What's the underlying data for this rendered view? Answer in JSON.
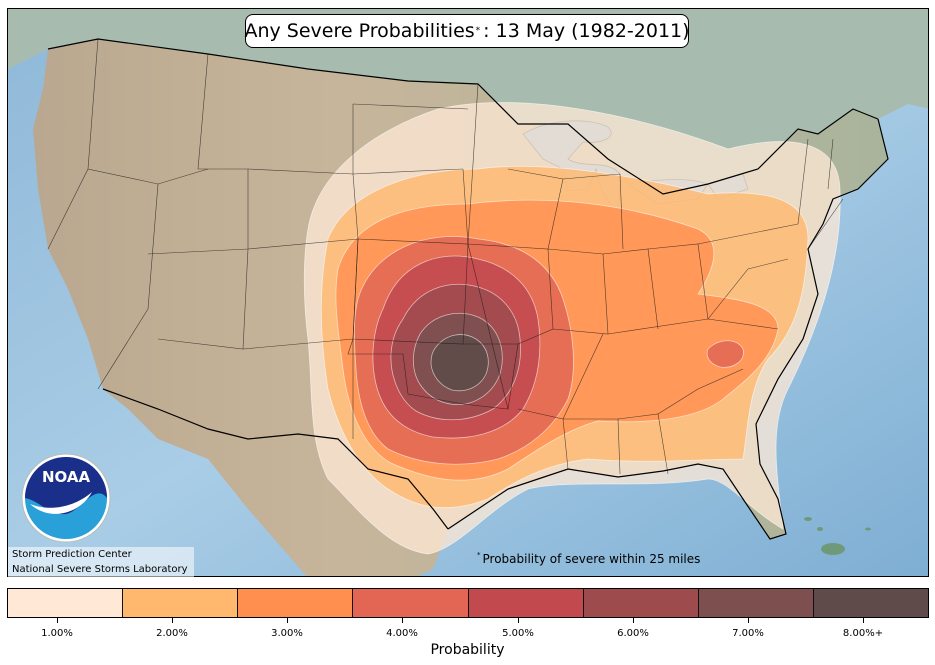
{
  "title": {
    "main": "Any Severe Probabilities",
    "marker": "*",
    "suffix": ": 13 May (1982-2011)"
  },
  "footnote": {
    "marker": "*",
    "text": "Probability of severe within 25 miles"
  },
  "credits": [
    "Storm Prediction Center",
    "National Severe Storms Laboratory"
  ],
  "logo": {
    "text": "NOAA"
  },
  "legend": {
    "title": "Probability",
    "levels": [
      {
        "label": "1.00%",
        "color": "#ffe9d6"
      },
      {
        "label": "2.00%",
        "color": "#ffb86e"
      },
      {
        "label": "3.00%",
        "color": "#ff8f4f"
      },
      {
        "label": "4.00%",
        "color": "#e26653"
      },
      {
        "label": "5.00%",
        "color": "#c24a4f"
      },
      {
        "label": "6.00%",
        "color": "#9e4b4e"
      },
      {
        "label": "7.00%",
        "color": "#7d4f4f"
      },
      {
        "label": "8.00%+",
        "color": "#5f4c4a"
      }
    ]
  },
  "colors": {
    "ocean": "#9ec3e0",
    "land": "#c6b39a",
    "canada": "#a9bdb2",
    "mexico": "#bfae92"
  }
}
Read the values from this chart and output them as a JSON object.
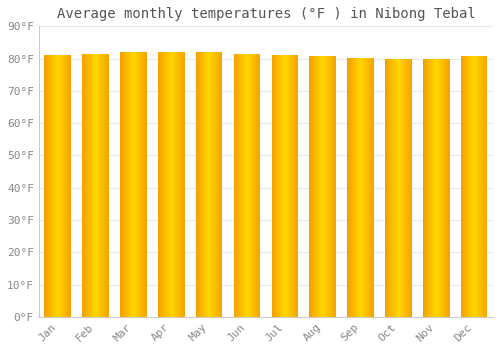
{
  "title": "Average monthly temperatures (°F ) in Nibong Tebal",
  "months": [
    "Jan",
    "Feb",
    "Mar",
    "Apr",
    "May",
    "Jun",
    "Jul",
    "Aug",
    "Sep",
    "Oct",
    "Nov",
    "Dec"
  ],
  "values": [
    81.0,
    81.5,
    82.0,
    82.1,
    82.0,
    81.5,
    81.0,
    80.8,
    80.3,
    80.0,
    80.0,
    80.8
  ],
  "ylim": [
    0,
    90
  ],
  "yticks": [
    0,
    10,
    20,
    30,
    40,
    50,
    60,
    70,
    80,
    90
  ],
  "ytick_labels": [
    "0°F",
    "10°F",
    "20°F",
    "30°F",
    "40°F",
    "50°F",
    "60°F",
    "70°F",
    "80°F",
    "90°F"
  ],
  "bar_color_center": "#FFD700",
  "bar_color_edge": "#F5A000",
  "bar_border_color": "#C87000",
  "background_color": "#FFFFFF",
  "grid_color": "#E8E8E8",
  "title_fontsize": 10,
  "tick_fontsize": 8,
  "title_color": "#555555",
  "tick_color": "#888888",
  "bar_width": 0.7
}
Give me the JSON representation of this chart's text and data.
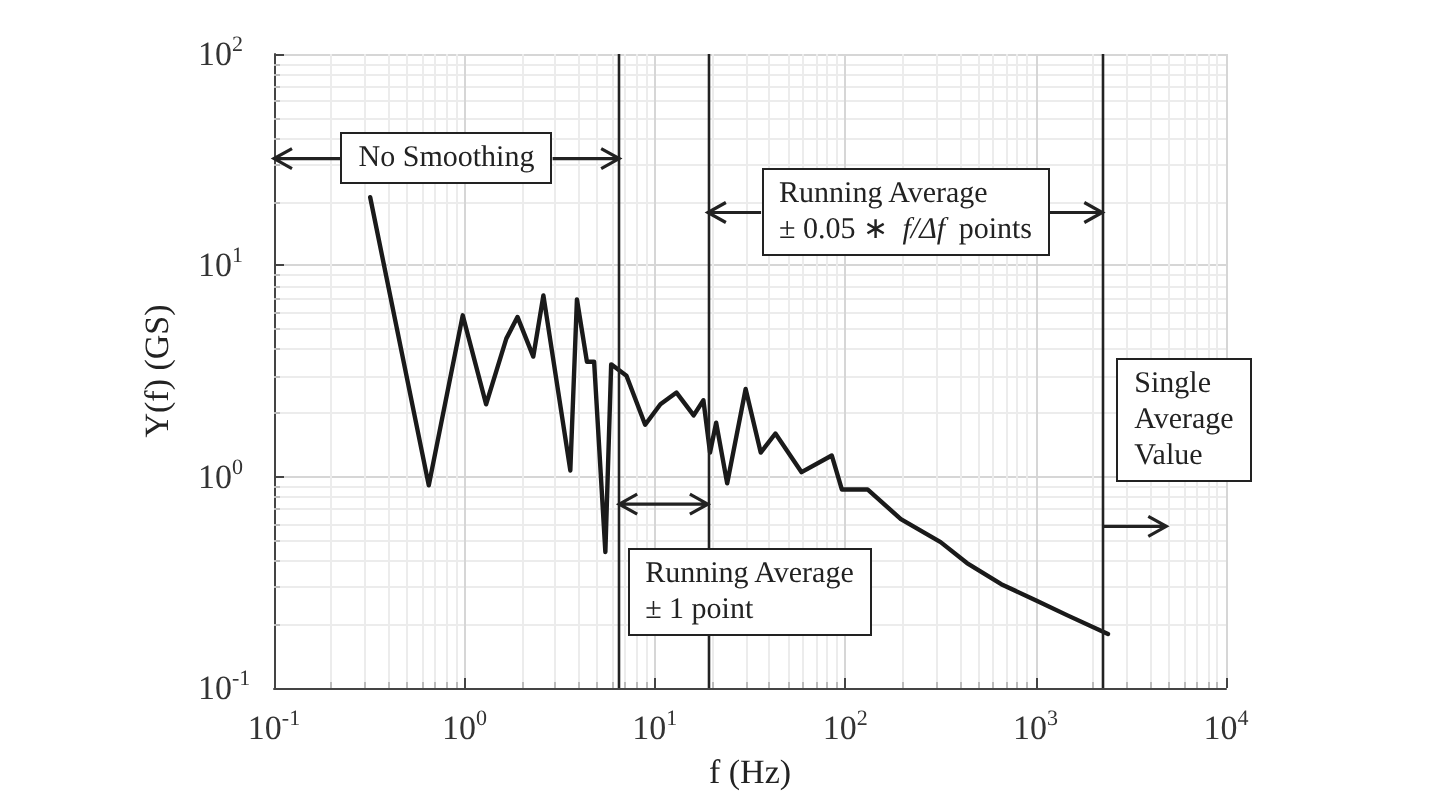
{
  "chart_data": {
    "type": "line",
    "xlabel": "f (Hz)",
    "ylabel": "Y(f) (GS)",
    "log": "xy",
    "grid": true,
    "marker": "none",
    "line_style": "solid",
    "xlim": [
      0.1,
      10000
    ],
    "ylim": [
      0.1,
      100
    ],
    "xticks": [
      {
        "value": 0.1,
        "label": "10$^{-1}$"
      },
      {
        "value": 1,
        "label": "10$^{0}$"
      },
      {
        "value": 10,
        "label": "10$^{1}$"
      },
      {
        "value": 100,
        "label": "10$^{2}$"
      },
      {
        "value": 1000,
        "label": "10$^{3}$"
      },
      {
        "value": 10000,
        "label": "10$^{4}$"
      }
    ],
    "yticks": [
      {
        "value": 0.1,
        "label": "10$^{-1}$"
      },
      {
        "value": 1,
        "label": "10$^{0}$"
      },
      {
        "value": 10,
        "label": "10$^{1}$"
      },
      {
        "value": 100,
        "label": "10$^{2}$"
      }
    ],
    "series": [
      {
        "color": "#1a1a1a",
        "x": [
          0.32,
          0.65,
          0.98,
          1.3,
          1.66,
          1.9,
          2.3,
          2.6,
          3.6,
          3.9,
          4.4,
          4.8,
          5.5,
          5.9,
          7.1,
          8.9,
          10.7,
          13,
          16,
          18,
          19.5,
          21,
          24,
          30,
          36,
          43,
          59,
          85,
          96,
          131,
          196,
          317,
          436,
          660,
          1000,
          1480,
          2400
        ],
        "values": [
          21,
          0.91,
          5.8,
          2.2,
          4.5,
          5.7,
          3.7,
          7.2,
          1.07,
          6.9,
          3.5,
          3.5,
          0.44,
          3.4,
          3.0,
          1.76,
          2.2,
          2.5,
          1.95,
          2.3,
          1.3,
          1.8,
          0.93,
          2.6,
          1.3,
          1.6,
          1.05,
          1.26,
          0.87,
          0.87,
          0.63,
          0.49,
          0.39,
          0.31,
          0.26,
          0.22,
          0.18
        ]
      }
    ],
    "ref_lines": [
      {
        "axis": "x",
        "value": 6.5,
        "color": "#222222"
      },
      {
        "axis": "x",
        "value": 19,
        "color": "#222222"
      },
      {
        "axis": "x",
        "value": 2240,
        "color": "#222222"
      }
    ],
    "annotations": [
      "No Smoothing",
      "Running Average\n± 1 point",
      "Running Average\n± 0.05 ∗ f/Δf points",
      "Single\nAverage\nValue"
    ]
  }
}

Request. Say how many lines of the data include the string "text". Nothing other than the number should be given.

Completed task. 3